• Aim: List each line of the data that holds the string "this", please.
· · · · ·
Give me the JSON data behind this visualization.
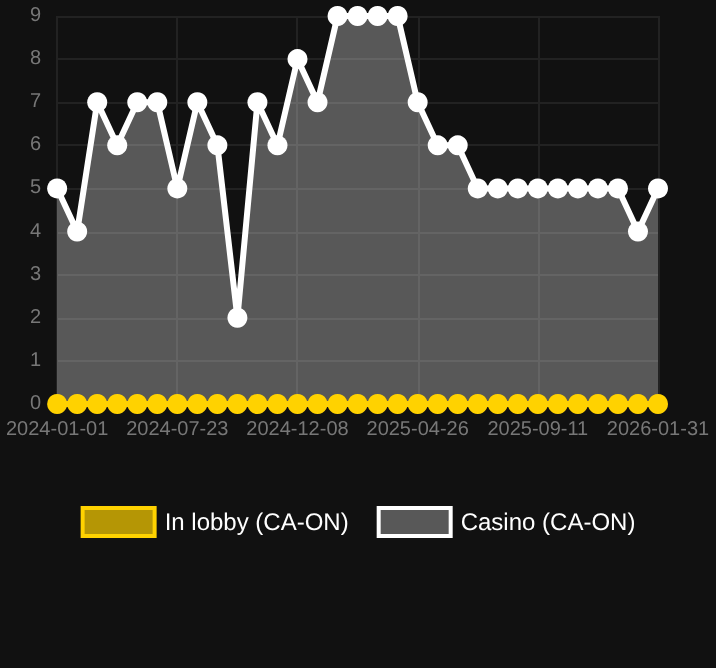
{
  "chart_data": {
    "type": "area",
    "categories": [
      "2024-01-01",
      null,
      null,
      null,
      null,
      null,
      "2024-07-23",
      null,
      null,
      null,
      null,
      null,
      "2024-12-08",
      null,
      null,
      null,
      null,
      null,
      "2025-04-26",
      null,
      null,
      null,
      null,
      null,
      "2025-09-11",
      null,
      null,
      null,
      null,
      null,
      "2026-01-31"
    ],
    "series": [
      {
        "name": "In lobby (CA-ON)",
        "type": "line",
        "color": "#ffd200",
        "values": [
          0,
          0,
          0,
          0,
          0,
          0,
          0,
          0,
          0,
          0,
          0,
          0,
          0,
          0,
          0,
          0,
          0,
          0,
          0,
          0,
          0,
          0,
          0,
          0,
          0,
          0,
          0,
          0,
          0,
          0,
          0
        ]
      },
      {
        "name": "Casino (CA-ON)",
        "color": "#ffffff",
        "values": [
          5,
          4,
          7,
          6,
          7,
          7,
          5,
          7,
          6,
          2,
          7,
          6,
          8,
          7,
          9,
          9,
          9,
          9,
          7,
          6,
          6,
          5,
          5,
          5,
          5,
          5,
          5,
          5,
          5,
          4,
          5
        ]
      }
    ],
    "ylim": [
      0,
      9
    ],
    "yticks": [
      0,
      1,
      2,
      3,
      4,
      5,
      6,
      7,
      8,
      9
    ],
    "grid": true,
    "legend": "bottom",
    "marker": "circle",
    "line_style": "solid"
  }
}
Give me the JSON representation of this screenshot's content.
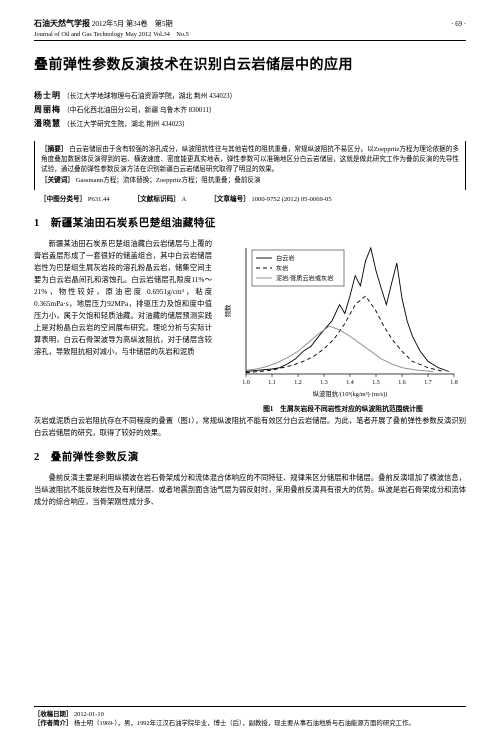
{
  "header": {
    "journal_cn": "石油天然气学报",
    "date_cn": "2012年5月",
    "vol_cn": "第34卷　第5期",
    "journal_en": "Journal of Oil and Gas Technology",
    "date_en": "May 2012",
    "vol_en": "Vol.34　No.5",
    "page_num": "· 69 ·"
  },
  "title": "叠前弹性参数反演技术在识别白云岩储层中的应用",
  "authors": [
    {
      "name": "杨士明",
      "affil": "（长江大学地球物理与石油资源学院，湖北 荆州 434023）"
    },
    {
      "name": "周丽梅",
      "affil": "（中石化西北油田分公司，新疆 乌鲁木齐 830011）"
    },
    {
      "name": "潘晓慧",
      "affil": "（长江大学研究生院，湖北 荆州 434023）"
    }
  ],
  "abstract": {
    "label": "［摘要］",
    "text": "白云岩储层由于含有较强的溶孔成分，纵波阻抗性往与其他岩性的阻抗重叠，常规纵波阻抗不易区分。以Zoeppritz方程为理论依据的多角度叠加数据体反演得到的岩、横波速度、密度能更真实地表，弹性参数可以准确地区分白云岩储层，这就是做此研究工作为叠前反演的先导性试验，通过叠前弹性参数反演方法在识别新疆白云岩储层研究取得了明显的效果。",
    "kw_label": "［关键词］",
    "kw": "Gassmann方程；流体替换；Zoeppritz方程；阻抗重叠；叠前反演",
    "clc_label": "［中图分类号］",
    "clc": "P631.44",
    "doc_label": "［文献标识码］",
    "doc": "A",
    "artno_label": "［文章编号］",
    "artno": "1000-9752 (2012) 05-0069-05"
  },
  "sec1": {
    "num": "1",
    "title": "新疆某油田石炭系巴楚组油藏特征",
    "para": "新疆某油田石炭系巴楚组油藏白云岩储层与上覆的膏岩盖层形成了一套很好的储盖组合，其中白云岩储层岩性为巴楚组生屑灰岩段的溶孔粉晶云岩，储集空间主要为白云岩晶间孔和溶蚀孔。白云岩储层孔隙度11%～21%，物性较好，原油密度 0.6951g/cm³，粘度0.365mPa·s，地层压力92MPa，排驱压力及饱和度中值压力小，属于欠饱和轻质油藏。对油藏的储层预测实践上是对粉晶白云岩的空间展布研究。理论分析与实际计算表明，白云石骨架波导为高纵波阻抗，对于储层含较溶孔，导致阻抗相对减小，与非储层的灰岩和泥质"
  },
  "after_fig": "灰岩或泥质白云岩阻抗存在不同程度的叠置（图1），常规纵波阻抗不能有效区分白云岩储层。为此，笔者开展了叠前弹性参数反演识别白云岩储层的研究，取得了较好的效果。",
  "sec2": {
    "num": "2",
    "title": "叠前弹性参数反演",
    "para": "叠前反演主要是利用纵横波在岩石骨架成分和流体混合体响应的不同特征、规律来区分储层和非储层。叠前反演增加了横波信息，当纵波阻抗不能反映岩性及有利储层、或者地震剖面含油气层为弱反射时，采用叠前反演具有很大的优势。纵波是岩石骨架成分和流体成分的综合响应，当骨架刚性成分多、"
  },
  "figure": {
    "caption": "图1　生屑灰岩段不同岩性对应的纵波阻抗范围统计图",
    "xlabel": "纵波阻抗/(10³(kg/m³)·(m/s))",
    "ylabel": "频数",
    "legend": [
      "白云岩",
      "灰岩",
      "泥岩/膏质云岩或灰岩"
    ],
    "xlim": [
      1.0,
      1.8
    ],
    "xticks": [
      1.0,
      1.1,
      1.2,
      1.3,
      1.4,
      1.5,
      1.6,
      1.7,
      1.8
    ],
    "background": "#ffffff",
    "axis_color": "#000000",
    "tick_fontsize": 6.0,
    "label_fontsize": 6.4,
    "legend_fontsize": 6.2,
    "series": [
      {
        "name": "白云岩",
        "color": "#000000",
        "dash": "none",
        "width": 0.9,
        "points": [
          [
            1.0,
            0.02
          ],
          [
            1.05,
            0.03
          ],
          [
            1.1,
            0.04
          ],
          [
            1.13,
            0.05
          ],
          [
            1.16,
            0.08
          ],
          [
            1.19,
            0.12
          ],
          [
            1.22,
            0.18
          ],
          [
            1.25,
            0.22
          ],
          [
            1.28,
            0.3
          ],
          [
            1.3,
            0.35
          ],
          [
            1.33,
            0.42
          ],
          [
            1.36,
            0.55
          ],
          [
            1.38,
            0.48
          ],
          [
            1.4,
            0.62
          ],
          [
            1.42,
            0.78
          ],
          [
            1.44,
            0.7
          ],
          [
            1.46,
            0.9
          ],
          [
            1.48,
            1.0
          ],
          [
            1.5,
            0.82
          ],
          [
            1.52,
            0.68
          ],
          [
            1.54,
            0.55
          ],
          [
            1.56,
            0.72
          ],
          [
            1.58,
            0.88
          ],
          [
            1.6,
            0.6
          ],
          [
            1.62,
            0.42
          ],
          [
            1.64,
            0.3
          ],
          [
            1.67,
            0.18
          ],
          [
            1.7,
            0.1
          ],
          [
            1.74,
            0.05
          ],
          [
            1.78,
            0.02
          ]
        ]
      },
      {
        "name": "灰岩",
        "color": "#000000",
        "dash": "4,3",
        "width": 0.9,
        "points": [
          [
            1.0,
            0.01
          ],
          [
            1.05,
            0.02
          ],
          [
            1.1,
            0.03
          ],
          [
            1.14,
            0.05
          ],
          [
            1.18,
            0.07
          ],
          [
            1.22,
            0.1
          ],
          [
            1.26,
            0.14
          ],
          [
            1.3,
            0.2
          ],
          [
            1.34,
            0.28
          ],
          [
            1.38,
            0.4
          ],
          [
            1.42,
            0.55
          ],
          [
            1.46,
            0.62
          ],
          [
            1.5,
            0.5
          ],
          [
            1.53,
            0.38
          ],
          [
            1.56,
            0.28
          ],
          [
            1.6,
            0.18
          ],
          [
            1.64,
            0.1
          ],
          [
            1.7,
            0.05
          ],
          [
            1.76,
            0.02
          ]
        ]
      },
      {
        "name": "泥岩/膏质云岩或灰岩",
        "color": "#888888",
        "dash": "none",
        "width": 0.9,
        "points": [
          [
            1.0,
            0.03
          ],
          [
            1.04,
            0.04
          ],
          [
            1.08,
            0.06
          ],
          [
            1.12,
            0.09
          ],
          [
            1.16,
            0.13
          ],
          [
            1.2,
            0.18
          ],
          [
            1.24,
            0.25
          ],
          [
            1.28,
            0.32
          ],
          [
            1.32,
            0.38
          ],
          [
            1.36,
            0.35
          ],
          [
            1.4,
            0.3
          ],
          [
            1.44,
            0.24
          ],
          [
            1.48,
            0.18
          ],
          [
            1.52,
            0.12
          ],
          [
            1.56,
            0.08
          ],
          [
            1.6,
            0.05
          ],
          [
            1.66,
            0.03
          ],
          [
            1.72,
            0.02
          ]
        ]
      }
    ]
  },
  "footer": {
    "recv_label": "［收稿日期］",
    "recv": "2012-01-10",
    "bio_label": "［作者简介］",
    "bio": "杨士明（1969-），男，1992年江汉石油学院毕业，博士（后），副教授，现主要从事石油地质与石油能源方面的研究工作。"
  }
}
· · · · ·
• Output:
Give me the JSON data behind this visualization.
Give me the JSON representation of this screenshot's content.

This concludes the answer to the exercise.